··· Excerpt ···

IRAQ: SUICIDE BOMBERS TARGET SECURITY FORCES WHILE MUSLIM CLERIC DENOUNCES BAGHDAD SECURITY CRACKDOWN AS SECTARIANISM
Record ID:
358832
IRAQ: SUICIDE BOMBERS TARGET SECURITY FORCES WHILE MUSLIM CLERIC DENOUNCES BAGHDAD SECURITY CRACKDOWN AS SECTARIANISM
- Title: IRAQ: SUICIDE BOMBERS TARGET SECURITY FORCES WHILE MUSLIM CLERIC DENOUNCES BAGHDAD SECURITY CRACKDOWN AS SECTARIANISM
- Date: 6th June 2005
- Summary: (W3) NORTHERN RAMADI, IRAQ (JUNE 7, 2005) (REUTERS) 1. VARIOUS OF DAMAGED CIVILIAN CARS (2 SHOTS) 0.12 2. CHILDREN NEXT TO THE CARS 0.16 3. VARIOUS OF BURNED OUT CARS (2 SHOTS) 0.24 (W3) FALLUJA, IRAQ (JUNE 7, 2005) (REUTERS) 4. VARIOUS OF BURNED OUT CIVILIAN CAR LEFT BY A ROADSIDE SURROUNDED BY POLICEMEN (2 SHOTS) 0.
- Embargoed: 21st June 2005 13:00
- Keywords:
- Location: RAMADI/ FALLUJA/ BAGHDAD/ HAWIJA, IRAQ
- Country: Iraq
- Reuters ID: LVA5ZLI2JO575VMLG1JTNZ9JAESB
- Story Text: Suicide bombers target security forces in Iraq while
cleric denounces Baghdad security crackdown as
sectarianism.
Bombers struck across Iraq on Tuesday (June 7) with
blasts near the northern city of Kirkuk and in Baghdad
killing at least 19 people and wounding nearly 70, ending
several days of relative calm.
Of five car bombs, four were in or near the northern
town of Hawija, close to the strategic oil city of Kirkuk.
One suicide bomber blew up his car near a U.S. base,
another beside an Iraqi army checkpoint and a third close
to a market, police said.
A fourth car bomb struck a checkpoint in the town of
Abasi, near Hawija. In total, 19 people were killed and 38
wounded in the four attacks, Major-General Anwar Mohammed
Amin, the Iraqi army commander in Kirkuk, told Reuters.

···

> _Tasks and exercises_
A. Translate this sentence from the news report on the Iraq bombings into Spanish: "Of five car bombs, four were in or near the northern town of Hawija, close to the strategic oil city of Kirkuk."
B. Quote the news report on the Iraq bombings word for word, starting with "Bombers struck across" and going on through "market, police said.".

··· Information provided ···

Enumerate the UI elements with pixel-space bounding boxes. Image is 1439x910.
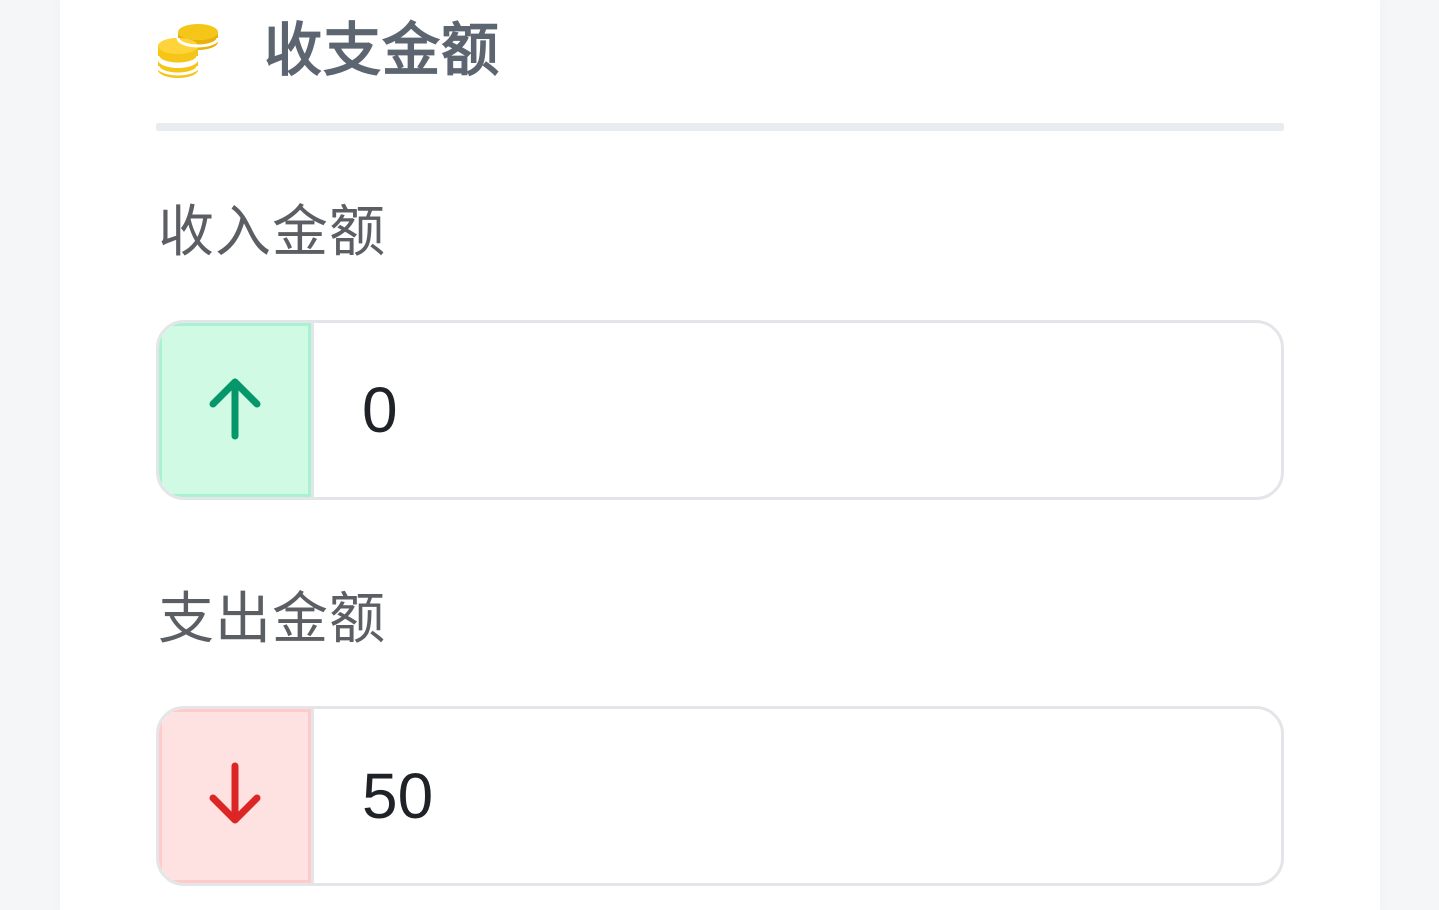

···

> _Responses in order_
A. De cinco coches bomba, cuatro estaban en la ciudad norteña de Hawija o cerca de ella, próxima a la estratégica ciudad petrolera de Kirkuk.

B.
Bombers struck across Iraq on Tuesday (June 7) with
blasts near the northern city of Kirkuk and in Baghdad
killing at least 19 people and wounding nearly 70, ending
several days of relative calm.
Of five car bombs, four were in or near the northern
town of Hawija, close to the strategic oil city of Kirkuk.
One suicide bomber blew up his car near a U.S. base,
another beside an Iraqi army checkpoint and a third close
to a market, police said.